Directive:
Every entry below should be printed exactly, without its images.

Provided entries:
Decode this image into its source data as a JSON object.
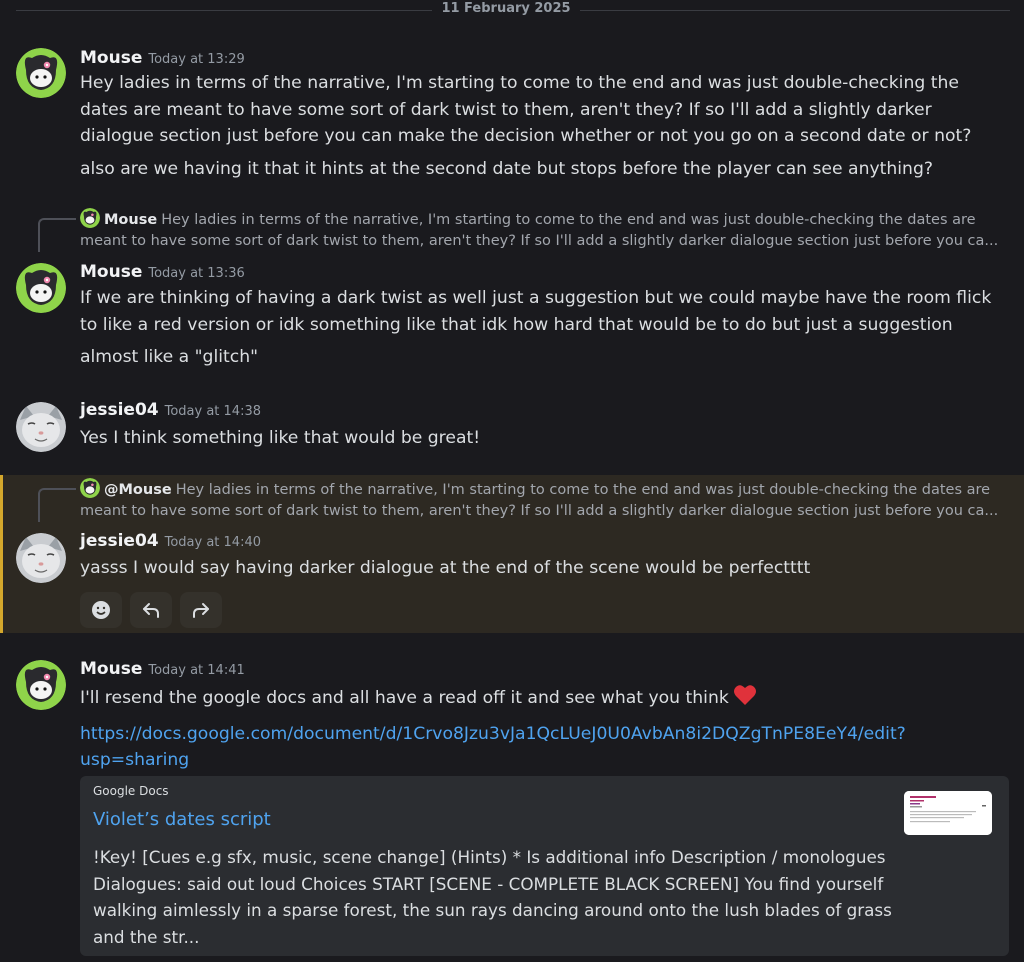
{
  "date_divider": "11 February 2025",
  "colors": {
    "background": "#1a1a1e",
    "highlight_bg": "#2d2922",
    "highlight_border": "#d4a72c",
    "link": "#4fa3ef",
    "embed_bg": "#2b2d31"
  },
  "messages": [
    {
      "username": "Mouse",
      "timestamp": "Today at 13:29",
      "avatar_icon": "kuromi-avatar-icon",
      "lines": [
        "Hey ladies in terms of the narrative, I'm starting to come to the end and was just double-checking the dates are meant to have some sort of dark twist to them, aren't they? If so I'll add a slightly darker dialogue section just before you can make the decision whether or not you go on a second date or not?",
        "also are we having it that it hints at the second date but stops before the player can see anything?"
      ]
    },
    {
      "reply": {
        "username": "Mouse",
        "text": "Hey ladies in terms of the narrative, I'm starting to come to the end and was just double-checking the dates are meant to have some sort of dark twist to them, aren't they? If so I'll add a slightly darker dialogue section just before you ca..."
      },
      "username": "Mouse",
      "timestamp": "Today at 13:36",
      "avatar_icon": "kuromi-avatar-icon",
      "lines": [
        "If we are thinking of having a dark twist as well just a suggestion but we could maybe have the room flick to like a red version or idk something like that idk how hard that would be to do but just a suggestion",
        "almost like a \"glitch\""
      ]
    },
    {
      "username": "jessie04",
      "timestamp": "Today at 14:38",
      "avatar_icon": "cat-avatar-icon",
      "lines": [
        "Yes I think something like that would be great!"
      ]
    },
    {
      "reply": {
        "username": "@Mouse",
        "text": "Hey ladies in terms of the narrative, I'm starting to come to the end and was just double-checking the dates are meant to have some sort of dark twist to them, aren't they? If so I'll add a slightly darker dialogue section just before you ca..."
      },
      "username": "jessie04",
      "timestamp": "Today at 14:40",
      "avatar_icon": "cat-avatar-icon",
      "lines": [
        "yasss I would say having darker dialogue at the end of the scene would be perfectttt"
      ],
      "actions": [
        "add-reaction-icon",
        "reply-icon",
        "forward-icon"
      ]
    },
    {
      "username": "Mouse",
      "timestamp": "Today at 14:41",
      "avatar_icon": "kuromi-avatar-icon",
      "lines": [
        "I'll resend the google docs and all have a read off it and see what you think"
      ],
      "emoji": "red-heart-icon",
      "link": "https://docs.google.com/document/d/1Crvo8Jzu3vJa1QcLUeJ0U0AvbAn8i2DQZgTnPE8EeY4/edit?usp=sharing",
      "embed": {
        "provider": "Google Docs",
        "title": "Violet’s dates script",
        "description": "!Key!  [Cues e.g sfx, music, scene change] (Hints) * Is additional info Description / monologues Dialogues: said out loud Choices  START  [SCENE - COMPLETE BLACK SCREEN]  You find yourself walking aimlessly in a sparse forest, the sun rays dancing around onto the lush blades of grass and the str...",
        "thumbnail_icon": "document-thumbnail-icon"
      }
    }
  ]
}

Exercise output:
Decode this image into its source data as a JSON object.
{
  "date_divider": "11 February 2025",
  "colors": {
    "background": "#1a1a1e",
    "highlight_bg": "#2d2922",
    "highlight_border": "#d4a72c",
    "link": "#4fa3ef",
    "embed_bg": "#2b2d31"
  },
  "messages": [
    {
      "username": "Mouse",
      "timestamp": "Today at 13:29",
      "avatar_icon": "kuromi-avatar-icon",
      "lines": [
        "Hey ladies in terms of the narrative, I'm starting to come to the end and was just double-checking the dates are meant to have some sort of dark twist to them, aren't they? If so I'll add a slightly darker dialogue section just before you can make the decision whether or not you go on a second date or not?",
        "also are we having it that it hints at the second date but stops before the player can see anything?"
      ]
    },
    {
      "reply": {
        "username": "Mouse",
        "text": "Hey ladies in terms of the narrative, I'm starting to come to the end and was just double-checking the dates are meant to have some sort of dark twist to them, aren't they? If so I'll add a slightly darker dialogue section just before you ca..."
      },
      "username": "Mouse",
      "timestamp": "Today at 13:36",
      "avatar_icon": "kuromi-avatar-icon",
      "lines": [
        "If we are thinking of having a dark twist as well just a suggestion but we could maybe have the room flick to like a red version or idk something like that idk how hard that would be to do but just a suggestion",
        "almost like a \"glitch\""
      ]
    },
    {
      "username": "jessie04",
      "timestamp": "Today at 14:38",
      "avatar_icon": "cat-avatar-icon",
      "lines": [
        "Yes I think something like that would be great!"
      ]
    },
    {
      "reply": {
        "username": "@Mouse",
        "text": "Hey ladies in terms of the narrative, I'm starting to come to the end and was just double-checking the dates are meant to have some sort of dark twist to them, aren't they? If so I'll add a slightly darker dialogue section just before you ca..."
      },
      "username": "jessie04",
      "timestamp": "Today at 14:40",
      "avatar_icon": "cat-avatar-icon",
      "lines": [
        "yasss I would say having darker dialogue at the end of the scene would be perfectttt"
      ],
      "actions": [
        "add-reaction-icon",
        "reply-icon",
        "forward-icon"
      ]
    },
    {
      "username": "Mouse",
      "timestamp": "Today at 14:41",
      "avatar_icon": "kuromi-avatar-icon",
      "lines": [
        "I'll resend the google docs and all have a read off it and see what you think"
      ],
      "emoji": "red-heart-icon",
      "link": "https://docs.google.com/document/d/1Crvo8Jzu3vJa1QcLUeJ0U0AvbAn8i2DQZgTnPE8EeY4/edit?usp=sharing",
      "embed": {
        "provider": "Google Docs",
        "title": "Violet’s dates script",
        "description": "!Key!  [Cues e.g sfx, music, scene change] (Hints) * Is additional info Description / monologues Dialogues: said out loud Choices  START  [SCENE - COMPLETE BLACK SCREEN]  You find yourself walking aimlessly in a sparse forest, the sun rays dancing around onto the lush blades of grass and the str...",
        "thumbnail_icon": "document-thumbnail-icon"
      }
    }
  ]
}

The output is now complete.